### [DO THIS]
Every line must be returned precisely as it is written.
____________________
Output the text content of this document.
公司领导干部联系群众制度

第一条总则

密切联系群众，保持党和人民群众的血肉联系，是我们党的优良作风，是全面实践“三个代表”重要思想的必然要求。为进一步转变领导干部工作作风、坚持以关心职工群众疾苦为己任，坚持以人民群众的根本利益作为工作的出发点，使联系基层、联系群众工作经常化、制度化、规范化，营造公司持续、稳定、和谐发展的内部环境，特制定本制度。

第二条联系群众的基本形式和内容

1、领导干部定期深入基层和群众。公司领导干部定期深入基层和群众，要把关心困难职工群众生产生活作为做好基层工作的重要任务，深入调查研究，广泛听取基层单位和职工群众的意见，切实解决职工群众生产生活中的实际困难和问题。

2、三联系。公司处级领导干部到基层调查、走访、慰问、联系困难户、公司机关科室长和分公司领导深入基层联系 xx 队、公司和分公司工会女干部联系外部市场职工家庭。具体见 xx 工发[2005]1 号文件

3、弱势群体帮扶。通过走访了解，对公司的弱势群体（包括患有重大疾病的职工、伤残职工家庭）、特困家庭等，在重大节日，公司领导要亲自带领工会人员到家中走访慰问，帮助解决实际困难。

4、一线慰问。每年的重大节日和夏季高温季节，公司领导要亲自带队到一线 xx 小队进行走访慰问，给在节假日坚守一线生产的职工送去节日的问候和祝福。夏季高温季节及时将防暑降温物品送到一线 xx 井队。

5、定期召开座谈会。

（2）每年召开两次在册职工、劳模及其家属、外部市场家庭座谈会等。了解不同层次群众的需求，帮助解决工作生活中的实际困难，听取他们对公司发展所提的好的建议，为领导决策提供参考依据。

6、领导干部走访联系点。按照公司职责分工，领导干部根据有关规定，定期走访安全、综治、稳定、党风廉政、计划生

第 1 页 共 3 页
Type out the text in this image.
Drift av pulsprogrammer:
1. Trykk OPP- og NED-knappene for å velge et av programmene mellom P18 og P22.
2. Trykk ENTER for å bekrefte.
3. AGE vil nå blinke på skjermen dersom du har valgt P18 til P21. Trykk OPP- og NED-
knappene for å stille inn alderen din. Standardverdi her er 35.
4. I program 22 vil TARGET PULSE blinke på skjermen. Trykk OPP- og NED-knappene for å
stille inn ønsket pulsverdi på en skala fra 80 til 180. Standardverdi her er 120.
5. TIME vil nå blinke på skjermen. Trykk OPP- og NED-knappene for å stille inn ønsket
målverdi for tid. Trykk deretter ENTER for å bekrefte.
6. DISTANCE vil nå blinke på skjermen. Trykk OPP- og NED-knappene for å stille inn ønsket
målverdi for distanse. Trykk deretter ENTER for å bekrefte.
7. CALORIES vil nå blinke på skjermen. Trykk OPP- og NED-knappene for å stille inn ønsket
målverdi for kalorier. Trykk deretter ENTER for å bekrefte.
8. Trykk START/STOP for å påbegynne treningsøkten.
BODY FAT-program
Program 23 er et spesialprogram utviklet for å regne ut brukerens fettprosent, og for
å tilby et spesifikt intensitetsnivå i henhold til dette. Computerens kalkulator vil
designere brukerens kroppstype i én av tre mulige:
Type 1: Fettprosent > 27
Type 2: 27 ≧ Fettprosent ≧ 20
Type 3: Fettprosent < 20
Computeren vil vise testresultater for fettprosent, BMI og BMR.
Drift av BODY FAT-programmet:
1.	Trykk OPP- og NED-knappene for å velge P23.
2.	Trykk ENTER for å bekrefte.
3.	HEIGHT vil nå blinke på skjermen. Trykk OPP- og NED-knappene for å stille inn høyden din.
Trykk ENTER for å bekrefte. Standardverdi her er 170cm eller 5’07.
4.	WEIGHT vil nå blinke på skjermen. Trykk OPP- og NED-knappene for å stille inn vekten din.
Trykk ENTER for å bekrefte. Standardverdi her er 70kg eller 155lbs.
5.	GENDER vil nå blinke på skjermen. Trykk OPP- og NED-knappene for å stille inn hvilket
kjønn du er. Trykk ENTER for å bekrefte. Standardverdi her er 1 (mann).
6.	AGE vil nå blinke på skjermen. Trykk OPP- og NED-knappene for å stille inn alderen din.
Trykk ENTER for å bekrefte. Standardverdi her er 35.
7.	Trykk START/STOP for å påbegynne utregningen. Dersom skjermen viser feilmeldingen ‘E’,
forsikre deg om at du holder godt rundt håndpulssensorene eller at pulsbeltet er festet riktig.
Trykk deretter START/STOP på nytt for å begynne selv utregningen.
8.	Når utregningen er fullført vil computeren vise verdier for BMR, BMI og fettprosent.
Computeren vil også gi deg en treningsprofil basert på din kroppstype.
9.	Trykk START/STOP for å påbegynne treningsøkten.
____________________
### [EXPECTED OUTPUT]
Output the text content of this document.
公司领导干部联系群众制度

第一条总则

密切联系群众，保持党和人民群众的血肉联系，是我们党的优良作风，是全面实践“三个代表”重要思想的必然要求。为进一步转变领导干部工作作风、坚持以关心职工群众疾苦为己任，坚持以人民群众的根本利益作为工作的出发点，使联系基层、联系群众工作经常化、制度化、规范化，营造公司持续、稳定、和谐发展的内部环境，特制定本制度。

第二条联系群众的基本形式和内容

1、领导干部定期深入基层和群众。公司领导干部定期深入基层和群众，要把关心困难职工群众生产生活作为做好基层工作的重要任务，深入调查研究，广泛听取基层单位和职工群众的意见，切实解决职工群众生产生活中的实际困难和问题。

2、三联系。公司处级领导干部到基层调查、走访、慰问、联系困难户、公司机关科室长和分公司领导深入基层联系 xx 队、公司和分公司工会女干部联系外部市场职工家庭。具体见 xx 工发[2005]1 号文件

3、弱势群体帮扶。通过走访了解，对公司的弱势群体（包括患有重大疾病的职工、伤残职工家庭）、特困家庭等，在重大节日，公司领导要亲自带领工会人员到家中走访慰问，帮助解决实际困难。

4、一线慰问。每年的重大节日和夏季高温季节，公司领导要亲自带队到一线 xx 小队进行走访慰问，给在节假日坚守一线生产的职工送去节日的问候和祝福。夏季高温季节及时将防暑降温物品送到一线 xx 井队。

5、定期召开座谈会。

（2）每年召开两次在册职工、劳模及其家属、外部市场家庭座谈会等。了解不同层次群众的需求，帮助解决工作生活中的实际困难，听取他们对公司发展所提的好的建议，为领导决策提供参考依据。

6、领导干部走访联系点。按照公司职责分工，领导干部根据有关规定，定期走访安全、综治、稳定、党风廉政、计划生

第 1 页 共 3 页
Type out the text in this image.
Drift av pulsprogrammer:
1. Trykk OPP- og NED-knappene for å velge et av programmene mellom P18 og P22.
2. Trykk ENTER for å bekrefte.
3. AGE vil nå blinke på skjermen dersom du har valgt P18 til P21. Trykk OPP- og NED-
knappene for å stille inn alderen din. Standardverdi her er 35.
4. I program 22 vil TARGET PULSE blinke på skjermen. Trykk OPP- og NED-knappene for å
stille inn ønsket pulsverdi på en skala fra 80 til 180. Standardverdi her er 120.
5. TIME vil nå blinke på skjermen. Trykk OPP- og NED-knappene for å stille inn ønsket
målverdi for tid. Trykk deretter ENTER for å bekrefte.
6. DISTANCE vil nå blinke på skjermen. Trykk OPP- og NED-knappene for å stille inn ønsket
målverdi for distanse. Trykk deretter ENTER for å bekrefte.
7. CALORIES vil nå blinke på skjermen. Trykk OPP- og NED-knappene for å stille inn ønsket
målverdi for kalorier. Trykk deretter ENTER for å bekrefte.
8. Trykk START/STOP for å påbegynne treningsøkten.
BODY FAT-program
Program 23 er et spesialprogram utviklet for å regne ut brukerens fettprosent, og for
å tilby et spesifikt intensitetsnivå i henhold til dette. Computerens kalkulator vil
designere brukerens kroppstype i én av tre mulige:
Type 1: Fettprosent > 27
Type 2: 27 ≧ Fettprosent ≧ 20
Type 3: Fettprosent < 20
Computeren vil vise testresultater for fettprosent, BMI og BMR.
Drift av BODY FAT-programmet:
1.	Trykk OPP- og NED-knappene for å velge P23.
2.	Trykk ENTER for å bekrefte.
3.	HEIGHT vil nå blinke på skjermen. Trykk OPP- og NED-knappene for å stille inn høyden din.
Trykk ENTER for å bekrefte. Standardverdi her er 170cm eller 5’07.
4.	WEIGHT vil nå blinke på skjermen. Trykk OPP- og NED-knappene for å stille inn vekten din.
Trykk ENTER for å bekrefte. Standardverdi her er 70kg eller 155lbs.
5.	GENDER vil nå blinke på skjermen. Trykk OPP- og NED-knappene for å stille inn hvilket
kjønn du er. Trykk ENTER for å bekrefte. Standardverdi her er 1 (mann).
6.	AGE vil nå blinke på skjermen. Trykk OPP- og NED-knappene for å stille inn alderen din.
Trykk ENTER for å bekrefte. Standardverdi her er 35.
7.	Trykk START/STOP for å påbegynne utregningen. Dersom skjermen viser feilmeldingen ‘E’,
forsikre deg om at du holder godt rundt håndpulssensorene eller at pulsbeltet er festet riktig.
Trykk deretter START/STOP på nytt for å begynne selv utregningen.
8.	Når utregningen er fullført vil computeren vise verdier for BMR, BMI og fettprosent.
Computeren vil også gi deg en treningsprofil basert på din kroppstype.
9.	Trykk START/STOP for å påbegynne treningsøkten.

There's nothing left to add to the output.